§ **Aim of the task**:
Print, please, the line that contains "Transcribe the text in this document." and each line after it to the end of the entries, unchanged and with nothing else.

--- begin ---

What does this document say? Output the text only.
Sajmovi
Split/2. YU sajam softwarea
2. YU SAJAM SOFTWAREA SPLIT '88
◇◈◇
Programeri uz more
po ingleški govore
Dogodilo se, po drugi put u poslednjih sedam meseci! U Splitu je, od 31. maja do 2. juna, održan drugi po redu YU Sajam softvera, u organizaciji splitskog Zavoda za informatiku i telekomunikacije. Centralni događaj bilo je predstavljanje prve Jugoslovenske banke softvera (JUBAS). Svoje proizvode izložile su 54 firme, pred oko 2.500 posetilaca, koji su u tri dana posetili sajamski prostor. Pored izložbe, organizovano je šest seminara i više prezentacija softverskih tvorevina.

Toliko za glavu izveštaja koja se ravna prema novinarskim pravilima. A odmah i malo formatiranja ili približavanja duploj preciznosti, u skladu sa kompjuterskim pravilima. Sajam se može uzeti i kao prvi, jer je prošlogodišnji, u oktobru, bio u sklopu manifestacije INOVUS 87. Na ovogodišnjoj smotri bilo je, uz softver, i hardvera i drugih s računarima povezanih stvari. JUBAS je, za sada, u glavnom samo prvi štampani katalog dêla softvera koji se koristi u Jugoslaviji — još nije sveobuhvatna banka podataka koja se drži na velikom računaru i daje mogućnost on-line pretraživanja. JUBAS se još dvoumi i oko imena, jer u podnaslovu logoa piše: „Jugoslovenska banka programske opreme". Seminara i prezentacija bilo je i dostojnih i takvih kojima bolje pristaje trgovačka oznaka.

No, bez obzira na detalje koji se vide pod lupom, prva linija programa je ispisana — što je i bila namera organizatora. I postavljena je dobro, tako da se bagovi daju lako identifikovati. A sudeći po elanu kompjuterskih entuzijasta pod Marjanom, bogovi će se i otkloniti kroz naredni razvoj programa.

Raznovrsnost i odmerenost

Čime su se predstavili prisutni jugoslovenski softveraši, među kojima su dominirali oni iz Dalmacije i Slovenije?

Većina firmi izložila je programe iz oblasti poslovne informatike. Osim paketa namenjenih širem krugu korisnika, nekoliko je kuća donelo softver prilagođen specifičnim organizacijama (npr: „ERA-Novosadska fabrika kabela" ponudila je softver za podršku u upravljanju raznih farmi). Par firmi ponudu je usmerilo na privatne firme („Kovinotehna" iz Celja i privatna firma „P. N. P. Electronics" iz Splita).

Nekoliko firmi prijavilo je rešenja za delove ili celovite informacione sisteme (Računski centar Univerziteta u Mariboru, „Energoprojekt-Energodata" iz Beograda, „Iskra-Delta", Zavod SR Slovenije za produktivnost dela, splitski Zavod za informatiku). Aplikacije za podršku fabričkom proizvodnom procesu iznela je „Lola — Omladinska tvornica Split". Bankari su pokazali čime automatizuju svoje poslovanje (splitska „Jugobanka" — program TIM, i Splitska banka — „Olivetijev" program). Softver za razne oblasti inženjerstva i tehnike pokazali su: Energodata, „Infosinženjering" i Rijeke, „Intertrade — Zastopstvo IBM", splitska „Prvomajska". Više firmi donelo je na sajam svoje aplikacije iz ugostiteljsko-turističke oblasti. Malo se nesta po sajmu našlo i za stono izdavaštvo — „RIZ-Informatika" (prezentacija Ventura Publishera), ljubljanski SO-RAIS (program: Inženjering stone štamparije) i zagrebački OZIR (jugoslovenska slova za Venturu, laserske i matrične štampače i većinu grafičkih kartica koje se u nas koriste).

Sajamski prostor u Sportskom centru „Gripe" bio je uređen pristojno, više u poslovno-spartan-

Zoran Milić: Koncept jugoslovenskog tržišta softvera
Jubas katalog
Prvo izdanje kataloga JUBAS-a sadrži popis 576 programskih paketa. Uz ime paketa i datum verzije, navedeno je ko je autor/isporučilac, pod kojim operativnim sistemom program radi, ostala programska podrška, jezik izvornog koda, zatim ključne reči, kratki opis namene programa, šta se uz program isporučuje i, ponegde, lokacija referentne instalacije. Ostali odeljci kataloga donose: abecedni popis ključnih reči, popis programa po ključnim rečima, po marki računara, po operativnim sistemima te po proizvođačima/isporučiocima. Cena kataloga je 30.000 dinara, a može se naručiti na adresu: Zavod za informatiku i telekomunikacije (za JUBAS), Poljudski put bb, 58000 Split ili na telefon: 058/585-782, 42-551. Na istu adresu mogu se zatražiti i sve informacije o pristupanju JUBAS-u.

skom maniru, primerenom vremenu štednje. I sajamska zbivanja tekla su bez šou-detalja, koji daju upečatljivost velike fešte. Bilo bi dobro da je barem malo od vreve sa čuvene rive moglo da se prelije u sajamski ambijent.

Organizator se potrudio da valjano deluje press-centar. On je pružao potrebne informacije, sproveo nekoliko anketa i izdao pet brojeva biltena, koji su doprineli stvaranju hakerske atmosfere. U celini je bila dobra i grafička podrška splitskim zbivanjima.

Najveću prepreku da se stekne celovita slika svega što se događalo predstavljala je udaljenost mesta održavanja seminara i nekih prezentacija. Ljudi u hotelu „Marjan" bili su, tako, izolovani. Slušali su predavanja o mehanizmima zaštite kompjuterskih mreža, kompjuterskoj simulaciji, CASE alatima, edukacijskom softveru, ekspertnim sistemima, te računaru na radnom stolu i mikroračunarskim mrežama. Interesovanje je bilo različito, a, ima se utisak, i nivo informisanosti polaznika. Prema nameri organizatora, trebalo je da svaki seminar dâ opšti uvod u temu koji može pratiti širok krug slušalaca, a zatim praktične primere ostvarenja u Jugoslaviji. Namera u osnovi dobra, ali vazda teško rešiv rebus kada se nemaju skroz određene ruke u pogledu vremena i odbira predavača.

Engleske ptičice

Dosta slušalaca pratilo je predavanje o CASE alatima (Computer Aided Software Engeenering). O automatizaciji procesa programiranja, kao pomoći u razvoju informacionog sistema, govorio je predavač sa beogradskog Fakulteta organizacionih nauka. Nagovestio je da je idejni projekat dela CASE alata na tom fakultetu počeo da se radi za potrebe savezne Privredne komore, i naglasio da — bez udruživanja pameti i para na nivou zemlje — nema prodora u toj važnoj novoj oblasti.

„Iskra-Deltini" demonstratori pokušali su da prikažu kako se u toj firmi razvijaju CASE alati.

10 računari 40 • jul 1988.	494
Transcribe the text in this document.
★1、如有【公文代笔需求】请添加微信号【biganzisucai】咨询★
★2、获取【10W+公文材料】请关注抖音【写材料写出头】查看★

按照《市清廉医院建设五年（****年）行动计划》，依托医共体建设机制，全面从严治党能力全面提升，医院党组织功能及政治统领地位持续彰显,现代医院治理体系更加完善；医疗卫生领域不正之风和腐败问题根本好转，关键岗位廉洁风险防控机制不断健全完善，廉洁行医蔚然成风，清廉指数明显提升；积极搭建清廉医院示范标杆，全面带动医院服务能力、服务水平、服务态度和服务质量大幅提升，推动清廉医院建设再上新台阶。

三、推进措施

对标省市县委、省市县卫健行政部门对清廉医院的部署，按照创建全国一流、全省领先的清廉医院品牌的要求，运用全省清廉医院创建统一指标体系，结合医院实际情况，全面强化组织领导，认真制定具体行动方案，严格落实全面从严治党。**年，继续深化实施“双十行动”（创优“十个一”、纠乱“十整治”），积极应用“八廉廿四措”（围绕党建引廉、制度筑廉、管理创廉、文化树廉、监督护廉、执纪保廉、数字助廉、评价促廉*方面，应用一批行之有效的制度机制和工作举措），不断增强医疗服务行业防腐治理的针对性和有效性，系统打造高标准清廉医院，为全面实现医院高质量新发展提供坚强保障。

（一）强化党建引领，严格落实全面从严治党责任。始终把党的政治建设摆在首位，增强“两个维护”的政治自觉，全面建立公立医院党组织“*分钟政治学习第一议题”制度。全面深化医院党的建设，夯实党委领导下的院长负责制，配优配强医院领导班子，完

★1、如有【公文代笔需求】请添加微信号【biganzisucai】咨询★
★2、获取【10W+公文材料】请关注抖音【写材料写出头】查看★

--- end ---

§ **Correct output**:
Transcribe the text in this document.
★1、如有【公文代笔需求】请添加微信号【biganzisucai】咨询★
★2、获取【10W+公文材料】请关注抖音【写材料写出头】查看★

按照《市清廉医院建设五年（****年）行动计划》，依托医共体建设机制，全面从严治党能力全面提升，医院党组织功能及政治统领地位持续彰显,现代医院治理体系更加完善；医疗卫生领域不正之风和腐败问题根本好转，关键岗位廉洁风险防控机制不断健全完善，廉洁行医蔚然成风，清廉指数明显提升；积极搭建清廉医院示范标杆，全面带动医院服务能力、服务水平、服务态度和服务质量大幅提升，推动清廉医院建设再上新台阶。

三、推进措施

对标省市县委、省市县卫健行政部门对清廉医院的部署，按照创建全国一流、全省领先的清廉医院品牌的要求，运用全省清廉医院创建统一指标体系，结合医院实际情况，全面强化组织领导，认真制定具体行动方案，严格落实全面从严治党。**年，继续深化实施“双十行动”（创优“十个一”、纠乱“十整治”），积极应用“八廉廿四措”（围绕党建引廉、制度筑廉、管理创廉、文化树廉、监督护廉、执纪保廉、数字助廉、评价促廉*方面，应用一批行之有效的制度机制和工作举措），不断增强医疗服务行业防腐治理的针对性和有效性，系统打造高标准清廉医院，为全面实现医院高质量新发展提供坚强保障。

（一）强化党建引领，严格落实全面从严治党责任。始终把党的政治建设摆在首位，增强“两个维护”的政治自觉，全面建立公立医院党组织“*分钟政治学习第一议题”制度。全面深化医院党的建设，夯实党委领导下的院长负责制，配优配强医院领导班子，完

★1、如有【公文代笔需求】请添加微信号【biganzisucai】咨询★
★2、获取【10W+公文材料】请关注抖音【写材料写出头】查看★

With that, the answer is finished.